BEGIN Entries shown

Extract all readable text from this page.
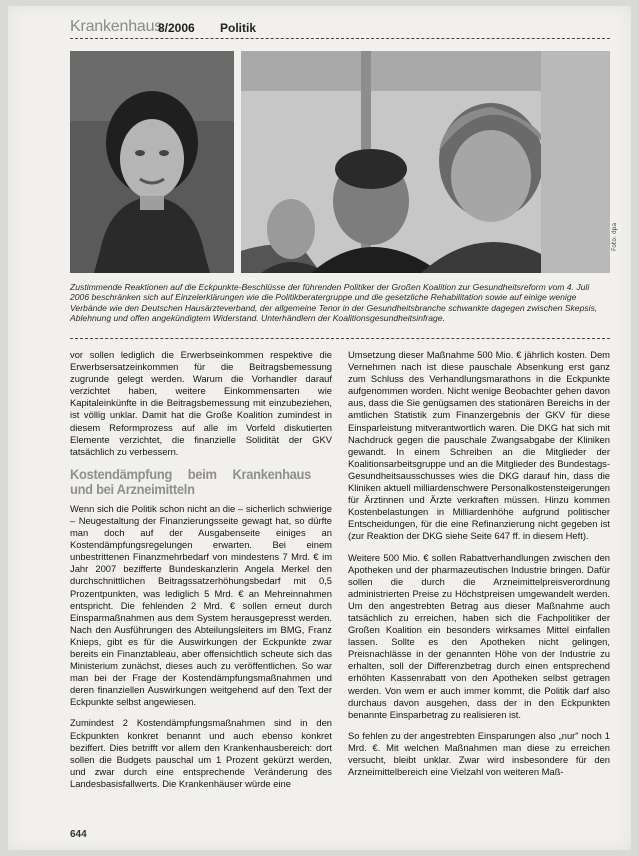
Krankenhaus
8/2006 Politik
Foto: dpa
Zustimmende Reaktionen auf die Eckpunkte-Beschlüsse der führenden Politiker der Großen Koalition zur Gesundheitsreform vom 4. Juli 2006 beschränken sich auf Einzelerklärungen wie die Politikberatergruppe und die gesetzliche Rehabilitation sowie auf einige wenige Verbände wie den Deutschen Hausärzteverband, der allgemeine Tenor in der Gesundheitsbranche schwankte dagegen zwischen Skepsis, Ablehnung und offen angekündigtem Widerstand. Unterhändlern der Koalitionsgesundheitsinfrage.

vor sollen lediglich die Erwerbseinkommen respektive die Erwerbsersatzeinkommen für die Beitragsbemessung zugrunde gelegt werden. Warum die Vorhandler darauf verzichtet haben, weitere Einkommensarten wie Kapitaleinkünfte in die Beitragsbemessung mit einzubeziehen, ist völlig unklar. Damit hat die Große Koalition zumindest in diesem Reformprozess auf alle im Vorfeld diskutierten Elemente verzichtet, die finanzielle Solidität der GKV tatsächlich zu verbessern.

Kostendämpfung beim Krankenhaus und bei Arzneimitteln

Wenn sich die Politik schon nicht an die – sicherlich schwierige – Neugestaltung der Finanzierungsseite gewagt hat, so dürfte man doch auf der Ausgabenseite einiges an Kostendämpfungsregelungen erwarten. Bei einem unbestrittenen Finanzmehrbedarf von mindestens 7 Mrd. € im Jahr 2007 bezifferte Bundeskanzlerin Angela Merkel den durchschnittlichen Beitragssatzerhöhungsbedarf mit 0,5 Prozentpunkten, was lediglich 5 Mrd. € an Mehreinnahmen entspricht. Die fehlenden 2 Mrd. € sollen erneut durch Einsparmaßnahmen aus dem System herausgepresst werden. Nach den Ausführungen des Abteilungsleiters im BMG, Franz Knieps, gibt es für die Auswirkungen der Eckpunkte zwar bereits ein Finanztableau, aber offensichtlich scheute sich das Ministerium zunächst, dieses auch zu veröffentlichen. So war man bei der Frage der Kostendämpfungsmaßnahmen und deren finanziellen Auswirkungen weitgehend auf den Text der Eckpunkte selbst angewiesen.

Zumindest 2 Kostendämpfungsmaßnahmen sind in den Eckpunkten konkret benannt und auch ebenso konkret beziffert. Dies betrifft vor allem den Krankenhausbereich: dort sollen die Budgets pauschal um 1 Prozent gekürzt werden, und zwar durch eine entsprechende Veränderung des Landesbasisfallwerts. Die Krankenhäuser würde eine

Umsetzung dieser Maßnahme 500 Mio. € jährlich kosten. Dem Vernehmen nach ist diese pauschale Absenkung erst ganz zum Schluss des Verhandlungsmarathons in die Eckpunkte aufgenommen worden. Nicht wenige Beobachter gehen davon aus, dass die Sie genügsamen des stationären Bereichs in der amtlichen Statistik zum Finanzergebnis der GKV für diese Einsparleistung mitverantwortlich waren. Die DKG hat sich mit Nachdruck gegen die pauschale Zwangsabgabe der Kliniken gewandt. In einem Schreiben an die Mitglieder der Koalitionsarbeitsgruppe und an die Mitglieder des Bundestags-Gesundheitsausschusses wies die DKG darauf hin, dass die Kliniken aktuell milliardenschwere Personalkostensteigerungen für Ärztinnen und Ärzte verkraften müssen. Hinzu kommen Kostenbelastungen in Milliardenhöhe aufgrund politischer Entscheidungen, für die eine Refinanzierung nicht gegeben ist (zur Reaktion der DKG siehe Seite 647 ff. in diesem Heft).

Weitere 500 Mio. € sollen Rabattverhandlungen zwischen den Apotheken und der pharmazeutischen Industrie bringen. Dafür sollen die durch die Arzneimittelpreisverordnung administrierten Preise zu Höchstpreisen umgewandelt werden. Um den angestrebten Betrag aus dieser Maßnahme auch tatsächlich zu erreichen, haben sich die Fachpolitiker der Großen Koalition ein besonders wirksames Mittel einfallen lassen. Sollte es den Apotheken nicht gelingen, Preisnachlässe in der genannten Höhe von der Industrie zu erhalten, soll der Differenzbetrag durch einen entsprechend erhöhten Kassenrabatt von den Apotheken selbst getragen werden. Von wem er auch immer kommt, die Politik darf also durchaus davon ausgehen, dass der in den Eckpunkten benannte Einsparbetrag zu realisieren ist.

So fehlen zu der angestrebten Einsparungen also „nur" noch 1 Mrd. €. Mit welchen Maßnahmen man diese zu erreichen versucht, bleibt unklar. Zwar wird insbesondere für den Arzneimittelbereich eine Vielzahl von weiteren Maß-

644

END Entries shown

Task description: Reproduce the lines above exactly, please, but not the pictures in them.

Solution below:
Extract all readable text from this page.
Krankenhaus
8/2006 Politik
Foto: dpa
Zustimmende Reaktionen auf die Eckpunkte-Beschlüsse der führenden Politiker der Großen Koalition zur Gesundheitsreform vom 4. Juli 2006 beschränken sich auf Einzelerklärungen wie die Politikberatergruppe und die gesetzliche Rehabilitation sowie auf einige wenige Verbände wie den Deutschen Hausärzteverband, der allgemeine Tenor in der Gesundheitsbranche schwankte dagegen zwischen Skepsis, Ablehnung und offen angekündigtem Widerstand. Unterhändlern der Koalitionsgesundheitsinfrage.

vor sollen lediglich die Erwerbseinkommen respektive die Erwerbsersatzeinkommen für die Beitragsbemessung zugrunde gelegt werden. Warum die Vorhandler darauf verzichtet haben, weitere Einkommensarten wie Kapitaleinkünfte in die Beitragsbemessung mit einzubeziehen, ist völlig unklar. Damit hat die Große Koalition zumindest in diesem Reformprozess auf alle im Vorfeld diskutierten Elemente verzichtet, die finanzielle Solidität der GKV tatsächlich zu verbessern.

Kostendämpfung beim Krankenhaus und bei Arzneimitteln

Wenn sich die Politik schon nicht an die – sicherlich schwierige – Neugestaltung der Finanzierungsseite gewagt hat, so dürfte man doch auf der Ausgabenseite einiges an Kostendämpfungsregelungen erwarten. Bei einem unbestrittenen Finanzmehrbedarf von mindestens 7 Mrd. € im Jahr 2007 bezifferte Bundeskanzlerin Angela Merkel den durchschnittlichen Beitragssatzerhöhungsbedarf mit 0,5 Prozentpunkten, was lediglich 5 Mrd. € an Mehreinnahmen entspricht. Die fehlenden 2 Mrd. € sollen erneut durch Einsparmaßnahmen aus dem System herausgepresst werden. Nach den Ausführungen des Abteilungsleiters im BMG, Franz Knieps, gibt es für die Auswirkungen der Eckpunkte zwar bereits ein Finanztableau, aber offensichtlich scheute sich das Ministerium zunächst, dieses auch zu veröffentlichen. So war man bei der Frage der Kostendämpfungsmaßnahmen und deren finanziellen Auswirkungen weitgehend auf den Text der Eckpunkte selbst angewiesen.

Zumindest 2 Kostendämpfungsmaßnahmen sind in den Eckpunkten konkret benannt und auch ebenso konkret beziffert. Dies betrifft vor allem den Krankenhausbereich: dort sollen die Budgets pauschal um 1 Prozent gekürzt werden, und zwar durch eine entsprechende Veränderung des Landesbasisfallwerts. Die Krankenhäuser würde eine

Umsetzung dieser Maßnahme 500 Mio. € jährlich kosten. Dem Vernehmen nach ist diese pauschale Absenkung erst ganz zum Schluss des Verhandlungsmarathons in die Eckpunkte aufgenommen worden. Nicht wenige Beobachter gehen davon aus, dass die Sie genügsamen des stationären Bereichs in der amtlichen Statistik zum Finanzergebnis der GKV für diese Einsparleistung mitverantwortlich waren. Die DKG hat sich mit Nachdruck gegen die pauschale Zwangsabgabe der Kliniken gewandt. In einem Schreiben an die Mitglieder der Koalitionsarbeitsgruppe und an die Mitglieder des Bundestags-Gesundheitsausschusses wies die DKG darauf hin, dass die Kliniken aktuell milliardenschwere Personalkostensteigerungen für Ärztinnen und Ärzte verkraften müssen. Hinzu kommen Kostenbelastungen in Milliardenhöhe aufgrund politischer Entscheidungen, für die eine Refinanzierung nicht gegeben ist (zur Reaktion der DKG siehe Seite 647 ff. in diesem Heft).

Weitere 500 Mio. € sollen Rabattverhandlungen zwischen den Apotheken und der pharmazeutischen Industrie bringen. Dafür sollen die durch die Arzneimittelpreisverordnung administrierten Preise zu Höchstpreisen umgewandelt werden. Um den angestrebten Betrag aus dieser Maßnahme auch tatsächlich zu erreichen, haben sich die Fachpolitiker der Großen Koalition ein besonders wirksames Mittel einfallen lassen. Sollte es den Apotheken nicht gelingen, Preisnachlässe in der genannten Höhe von der Industrie zu erhalten, soll der Differenzbetrag durch einen entsprechend erhöhten Kassenrabatt von den Apotheken selbst getragen werden. Von wem er auch immer kommt, die Politik darf also durchaus davon ausgehen, dass der in den Eckpunkten benannte Einsparbetrag zu realisieren ist.

So fehlen zu der angestrebten Einsparungen also „nur" noch 1 Mrd. €. Mit welchen Maßnahmen man diese zu erreichen versucht, bleibt unklar. Zwar wird insbesondere für den Arzneimittelbereich eine Vielzahl von weiteren Maß-

644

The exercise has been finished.